Lors de la cérémonie des César, une femme, Nina, a surgi sur scène pour rappeler l’urgence à lutter contre le réchauffement climatique. L’image a aussitôt été coupée par le diffuseur, Canal Plus. Don’t look at! La soirée a repris comme si de rien n’était, déroulant le tapis rouge à des artistes soudain trop corrects.
Rien ne fait rire dans cette séquence de cette désuette cérémonie des César, summum de l’entresoi célébrant un 7e art pourtant ouvert aux soubresauts de notre époque (il suffit de voir la liste des récompensés : un film sur un féminicide, un autre sur un enfanticide, ou encore un plus intense encore sur la précarité et la xénophobie). Mais on se fiche d’un palmarès, déjà oublié. Ce qui importe ici, c’est le sens des images et le choix des maux.

▬▬▬▬▬▬

** CONSIGNE **
Citez le passage du texte sur la cérémonie des César situé entre « Lors de la cérémonie » et « soudain trop corrects. », ces deux extrémités comprises.

** LISTE DES DONNÉES **
▬▬▬▬▬▬

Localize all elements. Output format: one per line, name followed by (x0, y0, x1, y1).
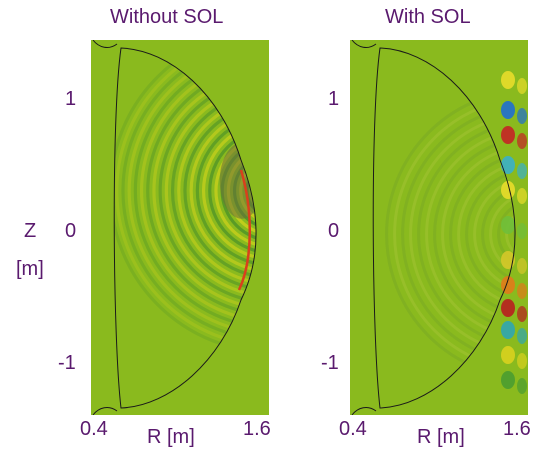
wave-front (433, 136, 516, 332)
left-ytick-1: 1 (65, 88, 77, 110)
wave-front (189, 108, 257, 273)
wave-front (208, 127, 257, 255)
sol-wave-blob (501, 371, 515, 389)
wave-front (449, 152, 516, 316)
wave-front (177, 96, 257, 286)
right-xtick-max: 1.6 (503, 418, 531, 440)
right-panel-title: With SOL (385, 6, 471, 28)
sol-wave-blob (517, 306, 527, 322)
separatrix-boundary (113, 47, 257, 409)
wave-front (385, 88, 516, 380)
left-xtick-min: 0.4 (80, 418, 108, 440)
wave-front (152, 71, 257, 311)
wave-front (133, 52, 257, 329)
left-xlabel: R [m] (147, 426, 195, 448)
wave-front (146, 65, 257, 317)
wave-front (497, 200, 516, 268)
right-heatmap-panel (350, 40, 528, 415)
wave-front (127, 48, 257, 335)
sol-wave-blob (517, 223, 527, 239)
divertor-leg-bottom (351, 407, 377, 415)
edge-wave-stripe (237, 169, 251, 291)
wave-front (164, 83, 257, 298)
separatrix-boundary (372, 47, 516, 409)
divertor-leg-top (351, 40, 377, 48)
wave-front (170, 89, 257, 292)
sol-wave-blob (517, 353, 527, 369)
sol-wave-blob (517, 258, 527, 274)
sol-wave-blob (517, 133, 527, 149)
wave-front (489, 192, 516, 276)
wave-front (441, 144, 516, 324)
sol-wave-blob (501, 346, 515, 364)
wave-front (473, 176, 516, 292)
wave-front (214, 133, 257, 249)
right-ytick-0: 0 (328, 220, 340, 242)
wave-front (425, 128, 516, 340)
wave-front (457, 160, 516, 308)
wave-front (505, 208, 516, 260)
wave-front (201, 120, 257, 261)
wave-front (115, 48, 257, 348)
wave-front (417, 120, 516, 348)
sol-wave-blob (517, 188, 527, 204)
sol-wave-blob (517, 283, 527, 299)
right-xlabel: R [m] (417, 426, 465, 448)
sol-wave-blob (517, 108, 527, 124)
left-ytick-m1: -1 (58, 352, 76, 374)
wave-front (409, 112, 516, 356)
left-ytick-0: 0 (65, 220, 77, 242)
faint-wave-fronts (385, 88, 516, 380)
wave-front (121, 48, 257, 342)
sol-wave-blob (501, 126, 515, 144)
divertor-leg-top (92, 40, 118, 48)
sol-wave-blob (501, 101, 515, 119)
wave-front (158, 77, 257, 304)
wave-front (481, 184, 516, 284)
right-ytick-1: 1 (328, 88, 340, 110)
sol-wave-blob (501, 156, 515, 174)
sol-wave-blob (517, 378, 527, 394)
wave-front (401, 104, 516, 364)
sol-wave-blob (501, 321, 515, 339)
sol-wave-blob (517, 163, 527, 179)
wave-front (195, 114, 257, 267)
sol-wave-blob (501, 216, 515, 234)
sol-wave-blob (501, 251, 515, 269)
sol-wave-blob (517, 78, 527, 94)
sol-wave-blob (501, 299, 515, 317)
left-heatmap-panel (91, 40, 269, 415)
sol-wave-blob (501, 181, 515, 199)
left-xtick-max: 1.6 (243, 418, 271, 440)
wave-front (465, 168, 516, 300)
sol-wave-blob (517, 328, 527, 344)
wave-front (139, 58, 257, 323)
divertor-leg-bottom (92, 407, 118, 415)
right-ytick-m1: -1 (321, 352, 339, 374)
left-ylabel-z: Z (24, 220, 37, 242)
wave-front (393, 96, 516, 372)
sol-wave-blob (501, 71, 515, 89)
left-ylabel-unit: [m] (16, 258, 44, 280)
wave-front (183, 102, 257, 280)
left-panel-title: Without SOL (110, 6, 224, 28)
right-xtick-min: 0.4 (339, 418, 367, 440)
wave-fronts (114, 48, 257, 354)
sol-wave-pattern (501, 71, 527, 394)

▬▬▬▬▬▬

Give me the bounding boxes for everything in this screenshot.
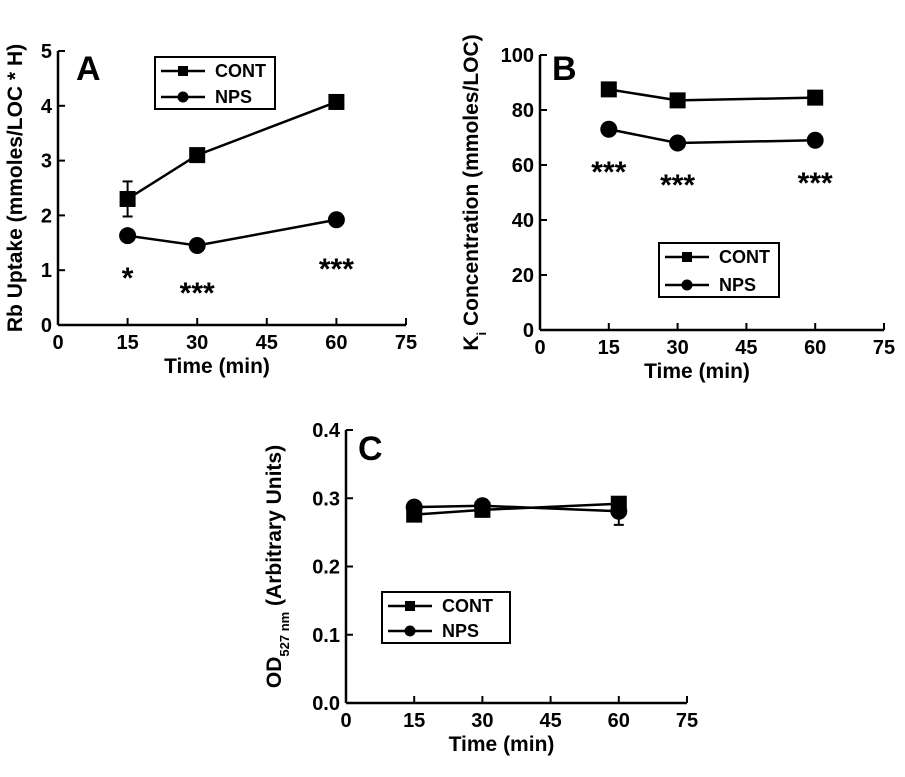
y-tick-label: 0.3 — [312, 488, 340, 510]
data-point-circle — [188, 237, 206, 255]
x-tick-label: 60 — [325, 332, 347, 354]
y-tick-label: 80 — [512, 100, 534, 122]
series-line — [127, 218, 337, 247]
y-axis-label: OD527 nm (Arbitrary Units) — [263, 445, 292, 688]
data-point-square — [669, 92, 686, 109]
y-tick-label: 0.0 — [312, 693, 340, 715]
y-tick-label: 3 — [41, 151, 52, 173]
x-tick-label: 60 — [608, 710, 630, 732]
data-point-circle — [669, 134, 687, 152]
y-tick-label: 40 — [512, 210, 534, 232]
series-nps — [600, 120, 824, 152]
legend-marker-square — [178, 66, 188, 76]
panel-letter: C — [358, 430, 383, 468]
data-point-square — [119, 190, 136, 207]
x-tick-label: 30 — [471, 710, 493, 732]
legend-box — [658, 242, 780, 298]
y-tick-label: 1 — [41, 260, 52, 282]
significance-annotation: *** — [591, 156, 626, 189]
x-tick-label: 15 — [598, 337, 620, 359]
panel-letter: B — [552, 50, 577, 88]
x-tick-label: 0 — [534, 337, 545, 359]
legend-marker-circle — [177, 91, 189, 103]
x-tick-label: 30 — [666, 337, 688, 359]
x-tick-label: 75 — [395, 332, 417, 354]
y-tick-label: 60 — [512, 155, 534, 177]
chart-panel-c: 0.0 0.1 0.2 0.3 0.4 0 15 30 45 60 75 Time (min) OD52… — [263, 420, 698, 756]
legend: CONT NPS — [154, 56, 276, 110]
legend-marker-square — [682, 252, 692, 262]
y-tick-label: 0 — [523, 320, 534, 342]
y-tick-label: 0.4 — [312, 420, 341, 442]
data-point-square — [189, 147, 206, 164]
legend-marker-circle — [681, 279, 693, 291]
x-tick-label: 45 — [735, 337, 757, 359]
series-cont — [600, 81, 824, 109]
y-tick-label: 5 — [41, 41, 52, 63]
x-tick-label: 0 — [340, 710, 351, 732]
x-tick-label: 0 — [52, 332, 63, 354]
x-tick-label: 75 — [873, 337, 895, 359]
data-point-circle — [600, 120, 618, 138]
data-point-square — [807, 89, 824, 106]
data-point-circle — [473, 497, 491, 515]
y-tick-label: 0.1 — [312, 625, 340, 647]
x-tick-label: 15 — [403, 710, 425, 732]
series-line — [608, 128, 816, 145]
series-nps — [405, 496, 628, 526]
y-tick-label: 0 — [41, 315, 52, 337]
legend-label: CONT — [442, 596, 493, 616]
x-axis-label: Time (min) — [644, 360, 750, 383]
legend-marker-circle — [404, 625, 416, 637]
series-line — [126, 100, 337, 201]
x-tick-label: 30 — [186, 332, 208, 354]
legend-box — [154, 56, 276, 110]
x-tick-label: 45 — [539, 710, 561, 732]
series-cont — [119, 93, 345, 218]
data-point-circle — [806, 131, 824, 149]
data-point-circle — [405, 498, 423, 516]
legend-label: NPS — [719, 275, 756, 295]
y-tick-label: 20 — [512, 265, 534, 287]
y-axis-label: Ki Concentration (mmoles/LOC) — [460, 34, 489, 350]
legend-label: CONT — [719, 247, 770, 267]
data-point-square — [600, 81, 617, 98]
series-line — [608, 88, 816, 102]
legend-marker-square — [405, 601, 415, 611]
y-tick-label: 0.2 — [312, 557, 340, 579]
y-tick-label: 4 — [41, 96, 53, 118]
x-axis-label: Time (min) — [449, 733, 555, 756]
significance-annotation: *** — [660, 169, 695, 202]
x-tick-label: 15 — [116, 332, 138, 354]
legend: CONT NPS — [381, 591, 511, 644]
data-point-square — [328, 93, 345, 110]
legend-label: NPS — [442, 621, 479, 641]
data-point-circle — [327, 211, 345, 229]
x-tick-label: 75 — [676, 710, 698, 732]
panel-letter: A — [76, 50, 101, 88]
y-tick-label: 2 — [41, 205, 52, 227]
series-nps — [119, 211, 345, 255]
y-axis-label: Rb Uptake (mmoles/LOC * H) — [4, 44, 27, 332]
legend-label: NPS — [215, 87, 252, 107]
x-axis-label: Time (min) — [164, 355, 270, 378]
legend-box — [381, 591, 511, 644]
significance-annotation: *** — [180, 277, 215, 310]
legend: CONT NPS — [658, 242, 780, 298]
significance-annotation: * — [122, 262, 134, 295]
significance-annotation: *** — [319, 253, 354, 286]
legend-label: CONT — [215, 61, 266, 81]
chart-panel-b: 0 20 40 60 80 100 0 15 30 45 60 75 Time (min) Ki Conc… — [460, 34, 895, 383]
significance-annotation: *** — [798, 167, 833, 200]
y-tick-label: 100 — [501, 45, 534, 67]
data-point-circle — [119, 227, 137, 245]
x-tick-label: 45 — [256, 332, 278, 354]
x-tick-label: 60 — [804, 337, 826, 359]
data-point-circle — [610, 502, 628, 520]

▬▬▬▬▬▬

** RÉPONSE **
Lors de la cérémonie des César, une femme, Nina, a surgi sur scène pour rappeler l’urgence à lutter contre le réchauffement climatique. L’image a aussitôt été coupée par le diffuseur, Canal Plus. Don’t look at! La soirée a repris comme si de rien n’était, déroulant le tapis rouge à des artistes soudain trop corrects.